──────── PROVIDED RECORDS ────────
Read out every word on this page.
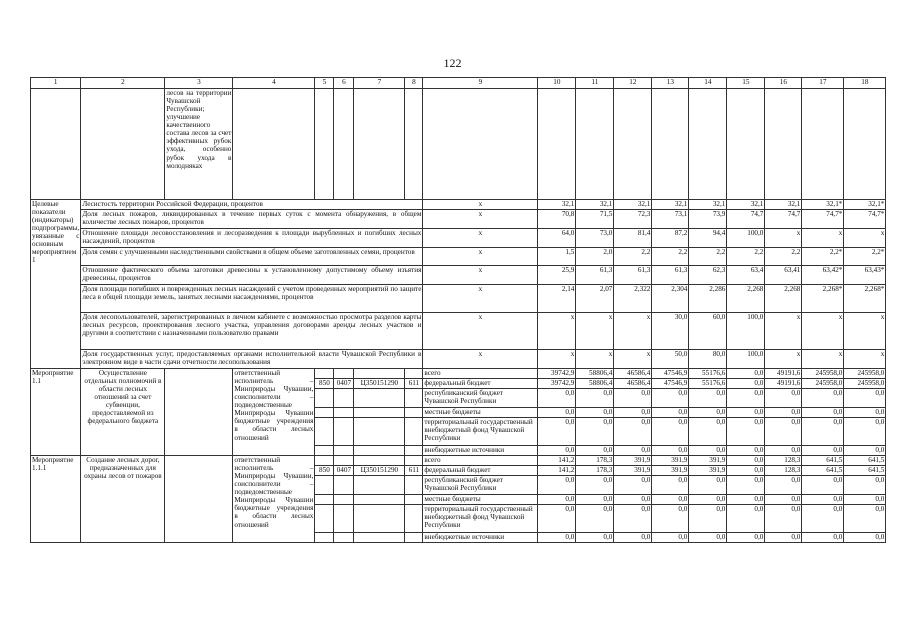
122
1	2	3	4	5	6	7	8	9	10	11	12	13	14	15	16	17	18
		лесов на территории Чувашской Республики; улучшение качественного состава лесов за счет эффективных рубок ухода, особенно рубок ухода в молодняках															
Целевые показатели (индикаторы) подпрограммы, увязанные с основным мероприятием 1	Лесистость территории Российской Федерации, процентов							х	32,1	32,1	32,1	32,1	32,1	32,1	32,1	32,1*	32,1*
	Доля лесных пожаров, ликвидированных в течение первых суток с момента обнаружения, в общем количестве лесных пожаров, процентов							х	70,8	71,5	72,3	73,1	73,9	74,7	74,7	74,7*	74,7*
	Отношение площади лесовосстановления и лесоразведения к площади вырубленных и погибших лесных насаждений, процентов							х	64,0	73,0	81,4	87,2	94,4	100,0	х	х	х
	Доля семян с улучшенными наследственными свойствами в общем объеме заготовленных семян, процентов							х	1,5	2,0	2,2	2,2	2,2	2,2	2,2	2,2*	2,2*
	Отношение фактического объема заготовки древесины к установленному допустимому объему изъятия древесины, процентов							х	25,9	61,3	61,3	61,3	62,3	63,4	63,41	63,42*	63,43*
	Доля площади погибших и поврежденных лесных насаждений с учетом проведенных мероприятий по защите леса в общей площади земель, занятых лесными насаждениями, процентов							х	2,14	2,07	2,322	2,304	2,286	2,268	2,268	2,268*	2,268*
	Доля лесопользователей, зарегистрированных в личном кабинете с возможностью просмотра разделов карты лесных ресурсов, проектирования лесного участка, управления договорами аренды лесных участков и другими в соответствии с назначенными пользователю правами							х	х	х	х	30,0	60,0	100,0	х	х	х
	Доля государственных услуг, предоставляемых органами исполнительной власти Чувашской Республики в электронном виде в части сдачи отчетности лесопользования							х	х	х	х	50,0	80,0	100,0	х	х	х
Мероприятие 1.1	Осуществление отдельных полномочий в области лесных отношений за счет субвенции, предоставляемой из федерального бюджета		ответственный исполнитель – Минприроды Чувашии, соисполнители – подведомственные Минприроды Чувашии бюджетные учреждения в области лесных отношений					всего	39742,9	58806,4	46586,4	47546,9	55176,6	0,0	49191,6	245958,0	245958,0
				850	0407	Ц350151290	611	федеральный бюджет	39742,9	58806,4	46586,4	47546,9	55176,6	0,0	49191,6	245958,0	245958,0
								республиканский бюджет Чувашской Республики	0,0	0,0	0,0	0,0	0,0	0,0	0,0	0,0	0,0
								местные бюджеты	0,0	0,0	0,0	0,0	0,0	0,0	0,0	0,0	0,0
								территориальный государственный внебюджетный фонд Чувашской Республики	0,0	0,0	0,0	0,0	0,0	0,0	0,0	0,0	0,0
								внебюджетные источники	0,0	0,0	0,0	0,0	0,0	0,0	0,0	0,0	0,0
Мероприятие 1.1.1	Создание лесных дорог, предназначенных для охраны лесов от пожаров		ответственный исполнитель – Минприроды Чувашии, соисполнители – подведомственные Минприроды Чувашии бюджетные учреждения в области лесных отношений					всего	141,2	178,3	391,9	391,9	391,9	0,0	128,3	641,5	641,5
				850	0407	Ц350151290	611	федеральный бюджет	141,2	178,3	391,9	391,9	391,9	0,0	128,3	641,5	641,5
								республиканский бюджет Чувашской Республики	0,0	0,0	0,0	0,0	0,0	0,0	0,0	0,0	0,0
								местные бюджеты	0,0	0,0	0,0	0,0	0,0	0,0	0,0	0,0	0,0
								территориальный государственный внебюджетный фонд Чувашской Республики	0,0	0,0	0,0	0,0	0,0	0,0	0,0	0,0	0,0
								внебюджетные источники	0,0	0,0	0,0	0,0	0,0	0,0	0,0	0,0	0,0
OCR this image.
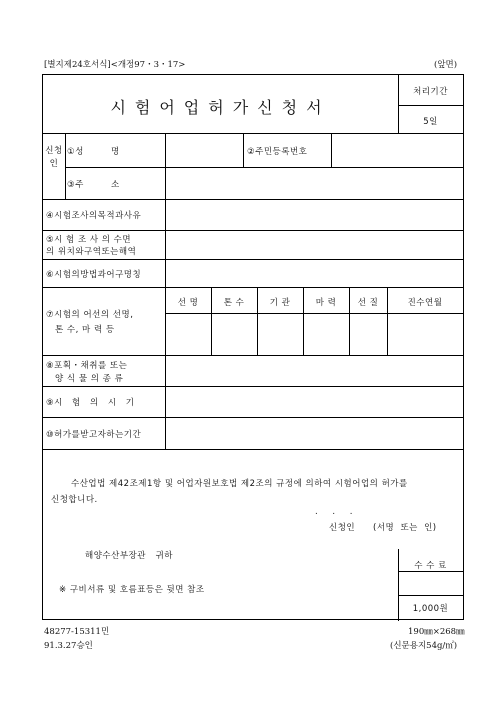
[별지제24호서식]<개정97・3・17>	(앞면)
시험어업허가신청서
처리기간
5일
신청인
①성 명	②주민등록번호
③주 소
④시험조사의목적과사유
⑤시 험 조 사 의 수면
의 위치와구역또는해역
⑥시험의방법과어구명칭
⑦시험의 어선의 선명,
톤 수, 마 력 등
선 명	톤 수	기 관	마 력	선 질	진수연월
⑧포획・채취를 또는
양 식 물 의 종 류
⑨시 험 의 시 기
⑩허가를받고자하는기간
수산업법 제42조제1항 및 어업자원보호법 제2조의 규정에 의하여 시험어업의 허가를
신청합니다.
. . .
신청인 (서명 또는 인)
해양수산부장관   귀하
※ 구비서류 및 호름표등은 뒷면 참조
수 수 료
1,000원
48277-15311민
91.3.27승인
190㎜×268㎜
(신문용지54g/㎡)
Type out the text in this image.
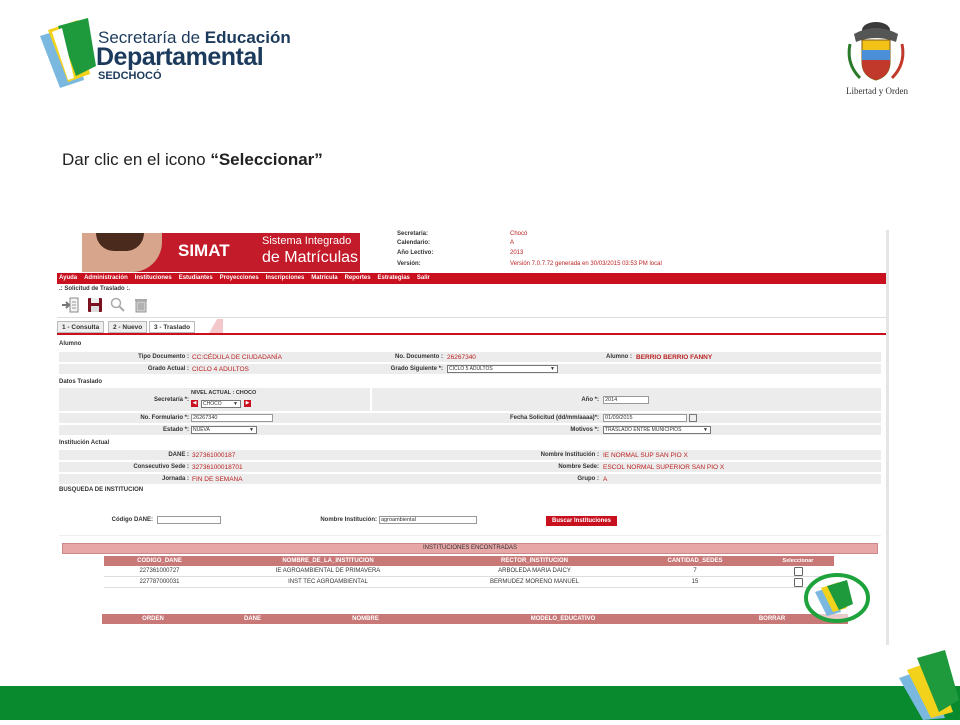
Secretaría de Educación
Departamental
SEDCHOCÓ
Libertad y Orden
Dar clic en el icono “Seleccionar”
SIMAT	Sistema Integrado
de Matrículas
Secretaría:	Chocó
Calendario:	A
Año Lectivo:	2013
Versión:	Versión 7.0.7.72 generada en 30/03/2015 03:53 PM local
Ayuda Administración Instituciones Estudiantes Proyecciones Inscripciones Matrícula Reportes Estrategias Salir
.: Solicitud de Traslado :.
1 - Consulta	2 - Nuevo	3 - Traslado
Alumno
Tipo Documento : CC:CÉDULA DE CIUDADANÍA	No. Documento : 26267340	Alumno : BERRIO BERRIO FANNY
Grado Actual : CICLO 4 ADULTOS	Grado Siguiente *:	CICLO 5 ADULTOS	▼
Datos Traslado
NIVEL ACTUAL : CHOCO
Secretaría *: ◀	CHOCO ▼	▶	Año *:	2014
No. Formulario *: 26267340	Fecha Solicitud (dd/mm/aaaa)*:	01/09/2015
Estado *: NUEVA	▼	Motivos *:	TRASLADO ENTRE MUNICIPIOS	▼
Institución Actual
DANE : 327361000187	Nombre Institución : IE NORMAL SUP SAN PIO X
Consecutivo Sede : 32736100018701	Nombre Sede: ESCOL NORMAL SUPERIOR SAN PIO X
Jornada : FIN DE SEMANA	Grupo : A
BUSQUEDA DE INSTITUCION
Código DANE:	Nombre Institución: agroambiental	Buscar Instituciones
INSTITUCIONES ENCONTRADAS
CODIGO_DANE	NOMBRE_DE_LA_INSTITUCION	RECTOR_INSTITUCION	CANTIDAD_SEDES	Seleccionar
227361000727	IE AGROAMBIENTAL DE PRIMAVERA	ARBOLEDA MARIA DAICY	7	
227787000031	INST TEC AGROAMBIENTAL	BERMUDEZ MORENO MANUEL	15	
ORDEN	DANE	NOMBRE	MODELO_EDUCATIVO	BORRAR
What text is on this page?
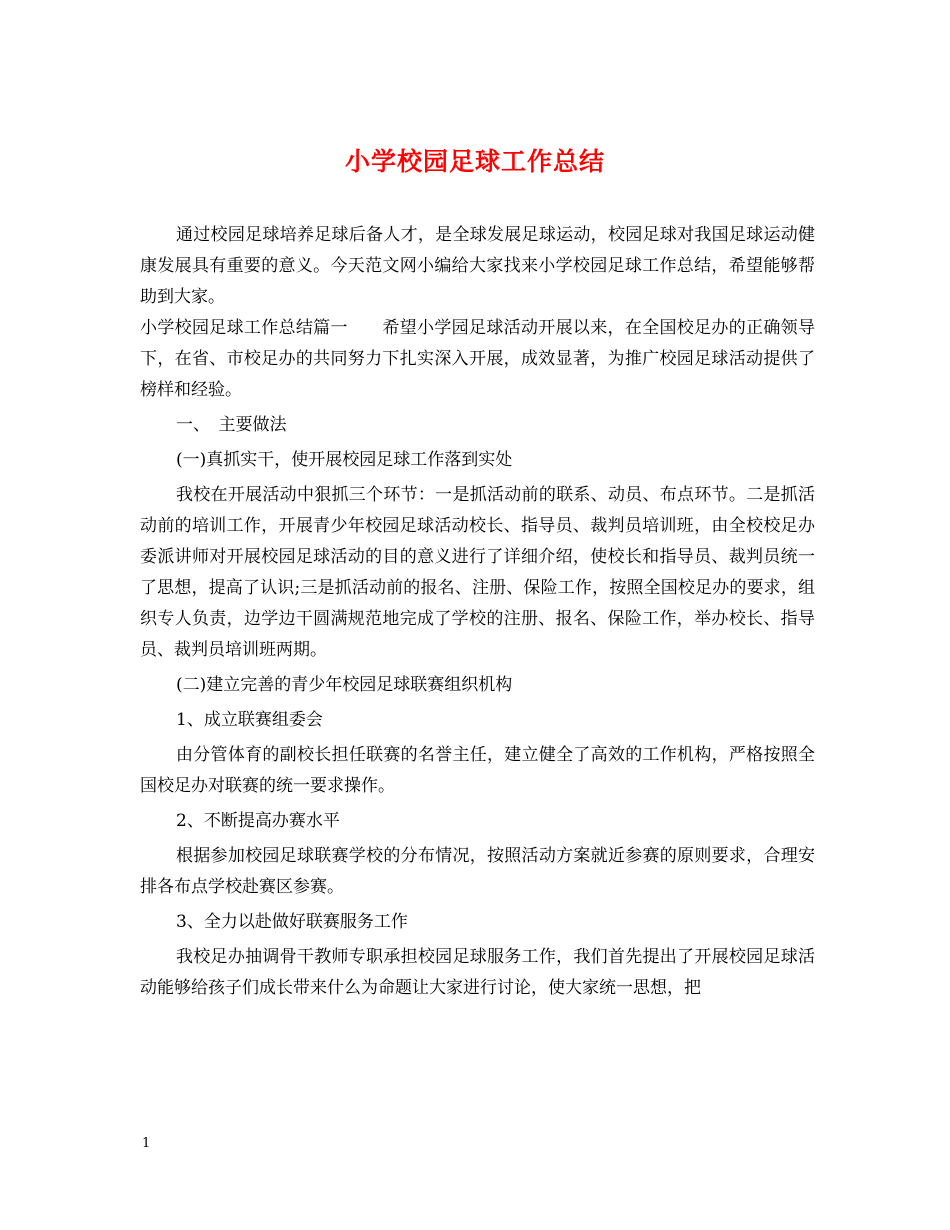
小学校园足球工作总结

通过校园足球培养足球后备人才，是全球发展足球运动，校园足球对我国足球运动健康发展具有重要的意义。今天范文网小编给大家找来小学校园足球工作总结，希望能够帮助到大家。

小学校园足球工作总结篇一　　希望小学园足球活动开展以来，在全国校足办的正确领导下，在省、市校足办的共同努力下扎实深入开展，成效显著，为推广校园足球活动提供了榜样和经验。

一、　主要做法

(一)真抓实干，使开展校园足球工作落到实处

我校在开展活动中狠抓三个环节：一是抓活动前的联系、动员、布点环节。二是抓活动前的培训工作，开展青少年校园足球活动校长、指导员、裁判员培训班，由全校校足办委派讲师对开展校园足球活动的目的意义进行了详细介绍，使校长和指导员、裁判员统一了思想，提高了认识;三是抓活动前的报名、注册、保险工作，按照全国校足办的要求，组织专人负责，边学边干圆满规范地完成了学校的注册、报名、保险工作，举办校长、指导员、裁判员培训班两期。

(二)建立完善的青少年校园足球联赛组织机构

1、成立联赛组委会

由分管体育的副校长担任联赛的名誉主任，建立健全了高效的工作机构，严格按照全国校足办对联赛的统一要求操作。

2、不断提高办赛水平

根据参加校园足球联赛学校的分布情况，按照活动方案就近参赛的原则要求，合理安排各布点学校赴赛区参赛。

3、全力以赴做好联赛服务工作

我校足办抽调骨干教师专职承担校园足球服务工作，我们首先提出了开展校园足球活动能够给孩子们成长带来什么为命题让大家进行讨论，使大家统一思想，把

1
────────
### AIM OF THE TASK
Check every line of the records above for the string "счет" and say how many contain it, giving the number alone.

### PROBLEM SOLUTION
2